Exercise brief: Return the data below word for word, beginning at its first line and stopping after the line that contains "contact-person-label: Name of".

Records from a dataset
* * * *
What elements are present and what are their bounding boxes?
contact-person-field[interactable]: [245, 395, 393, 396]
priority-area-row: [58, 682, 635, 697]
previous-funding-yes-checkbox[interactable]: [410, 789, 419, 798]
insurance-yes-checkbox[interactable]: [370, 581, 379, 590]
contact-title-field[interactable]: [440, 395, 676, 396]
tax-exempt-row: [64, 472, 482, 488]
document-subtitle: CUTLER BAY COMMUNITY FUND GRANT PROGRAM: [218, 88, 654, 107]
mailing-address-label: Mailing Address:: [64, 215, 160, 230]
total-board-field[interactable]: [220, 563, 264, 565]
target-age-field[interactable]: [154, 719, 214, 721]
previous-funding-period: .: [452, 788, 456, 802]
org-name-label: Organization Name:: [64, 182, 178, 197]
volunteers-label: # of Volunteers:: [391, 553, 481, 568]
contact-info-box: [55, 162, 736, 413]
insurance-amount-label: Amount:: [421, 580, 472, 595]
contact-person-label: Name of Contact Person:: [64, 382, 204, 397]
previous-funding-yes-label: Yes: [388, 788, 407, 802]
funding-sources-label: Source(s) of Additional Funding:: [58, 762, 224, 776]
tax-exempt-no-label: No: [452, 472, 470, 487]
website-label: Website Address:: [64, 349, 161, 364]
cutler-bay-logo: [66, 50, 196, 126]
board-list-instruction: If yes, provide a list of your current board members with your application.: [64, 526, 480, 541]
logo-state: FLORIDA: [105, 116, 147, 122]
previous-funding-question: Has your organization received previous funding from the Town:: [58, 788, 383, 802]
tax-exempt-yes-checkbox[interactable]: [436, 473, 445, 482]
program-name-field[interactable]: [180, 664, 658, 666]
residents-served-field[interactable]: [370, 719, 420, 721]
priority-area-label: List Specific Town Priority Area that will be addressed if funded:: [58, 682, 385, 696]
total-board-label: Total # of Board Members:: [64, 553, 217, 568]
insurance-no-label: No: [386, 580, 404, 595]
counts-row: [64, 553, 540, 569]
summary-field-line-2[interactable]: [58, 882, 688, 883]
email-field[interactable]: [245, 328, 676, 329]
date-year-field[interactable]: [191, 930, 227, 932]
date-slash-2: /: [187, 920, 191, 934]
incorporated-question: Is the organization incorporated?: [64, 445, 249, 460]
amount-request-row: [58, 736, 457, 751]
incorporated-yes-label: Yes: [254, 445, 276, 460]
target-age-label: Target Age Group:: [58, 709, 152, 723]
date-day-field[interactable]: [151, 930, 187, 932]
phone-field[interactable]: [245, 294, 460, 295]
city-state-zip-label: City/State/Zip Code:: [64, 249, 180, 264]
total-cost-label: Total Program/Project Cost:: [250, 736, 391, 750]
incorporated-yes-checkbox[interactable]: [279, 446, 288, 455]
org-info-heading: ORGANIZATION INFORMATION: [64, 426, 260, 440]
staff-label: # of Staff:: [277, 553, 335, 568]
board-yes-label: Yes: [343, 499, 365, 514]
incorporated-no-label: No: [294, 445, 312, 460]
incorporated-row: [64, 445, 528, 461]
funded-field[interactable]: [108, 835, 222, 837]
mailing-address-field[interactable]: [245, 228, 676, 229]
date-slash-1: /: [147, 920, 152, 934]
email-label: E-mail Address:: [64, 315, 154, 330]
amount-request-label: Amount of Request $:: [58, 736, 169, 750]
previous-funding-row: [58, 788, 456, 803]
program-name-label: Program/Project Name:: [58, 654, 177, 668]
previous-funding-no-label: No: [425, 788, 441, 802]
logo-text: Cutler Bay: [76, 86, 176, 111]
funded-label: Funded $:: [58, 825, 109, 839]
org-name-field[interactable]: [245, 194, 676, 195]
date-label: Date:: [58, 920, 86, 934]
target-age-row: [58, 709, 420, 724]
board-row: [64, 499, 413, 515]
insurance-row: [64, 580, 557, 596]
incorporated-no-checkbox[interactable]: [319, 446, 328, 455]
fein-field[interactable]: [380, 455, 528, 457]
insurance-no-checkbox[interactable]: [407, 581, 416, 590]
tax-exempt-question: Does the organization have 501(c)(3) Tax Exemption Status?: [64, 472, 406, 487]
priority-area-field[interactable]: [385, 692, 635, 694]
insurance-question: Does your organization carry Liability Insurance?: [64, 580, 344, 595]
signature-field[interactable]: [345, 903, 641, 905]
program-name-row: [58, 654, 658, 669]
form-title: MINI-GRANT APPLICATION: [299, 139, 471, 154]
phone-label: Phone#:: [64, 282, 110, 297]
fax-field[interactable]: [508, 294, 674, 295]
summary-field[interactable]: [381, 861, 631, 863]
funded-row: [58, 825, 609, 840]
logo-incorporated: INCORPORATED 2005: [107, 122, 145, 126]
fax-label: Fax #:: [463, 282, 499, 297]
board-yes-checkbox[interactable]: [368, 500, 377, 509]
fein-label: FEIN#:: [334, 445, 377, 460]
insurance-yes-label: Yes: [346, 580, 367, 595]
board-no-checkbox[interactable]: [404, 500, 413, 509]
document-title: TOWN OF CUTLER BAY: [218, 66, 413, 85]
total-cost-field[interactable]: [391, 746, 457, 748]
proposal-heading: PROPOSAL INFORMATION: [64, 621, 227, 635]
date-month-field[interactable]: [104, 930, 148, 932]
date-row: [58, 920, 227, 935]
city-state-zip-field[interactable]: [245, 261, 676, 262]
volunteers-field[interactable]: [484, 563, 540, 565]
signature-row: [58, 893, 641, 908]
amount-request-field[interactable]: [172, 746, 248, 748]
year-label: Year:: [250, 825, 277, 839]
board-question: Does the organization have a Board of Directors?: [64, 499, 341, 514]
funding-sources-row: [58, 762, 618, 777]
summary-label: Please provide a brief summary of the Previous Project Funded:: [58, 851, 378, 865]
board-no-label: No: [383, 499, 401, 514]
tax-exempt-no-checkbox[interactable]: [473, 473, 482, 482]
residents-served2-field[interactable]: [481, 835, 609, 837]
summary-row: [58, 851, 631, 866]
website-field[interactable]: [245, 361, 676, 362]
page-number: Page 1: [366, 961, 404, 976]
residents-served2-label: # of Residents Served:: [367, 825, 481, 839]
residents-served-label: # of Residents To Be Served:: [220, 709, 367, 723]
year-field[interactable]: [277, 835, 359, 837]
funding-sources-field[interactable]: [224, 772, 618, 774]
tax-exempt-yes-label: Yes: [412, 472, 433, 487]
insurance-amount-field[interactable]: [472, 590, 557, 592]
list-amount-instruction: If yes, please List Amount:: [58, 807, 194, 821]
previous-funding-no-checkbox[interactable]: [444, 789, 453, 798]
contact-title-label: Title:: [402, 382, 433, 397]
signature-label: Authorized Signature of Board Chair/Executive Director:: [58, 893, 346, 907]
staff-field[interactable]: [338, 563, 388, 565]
* * * *
Response for this exercise:
What elements are present and what are their bounding boxes?
contact-person-field[interactable]: [245, 395, 393, 396]
priority-area-row: [58, 682, 635, 697]
previous-funding-yes-checkbox[interactable]: [410, 789, 419, 798]
insurance-yes-checkbox[interactable]: [370, 581, 379, 590]
contact-title-field[interactable]: [440, 395, 676, 396]
tax-exempt-row: [64, 472, 482, 488]
document-subtitle: CUTLER BAY COMMUNITY FUND GRANT PROGRAM: [218, 88, 654, 107]
mailing-address-label: Mailing Address:: [64, 215, 160, 230]
total-board-field[interactable]: [220, 563, 264, 565]
target-age-field[interactable]: [154, 719, 214, 721]
previous-funding-period: .: [452, 788, 456, 802]
org-name-label: Organization Name:: [64, 182, 178, 197]
volunteers-label: # of Volunteers:: [391, 553, 481, 568]
contact-info-box: [55, 162, 736, 413]
insurance-amount-label: Amount:: [421, 580, 472, 595]
contact-person-label: Name of Contact Person:: [64, 382, 204, 397]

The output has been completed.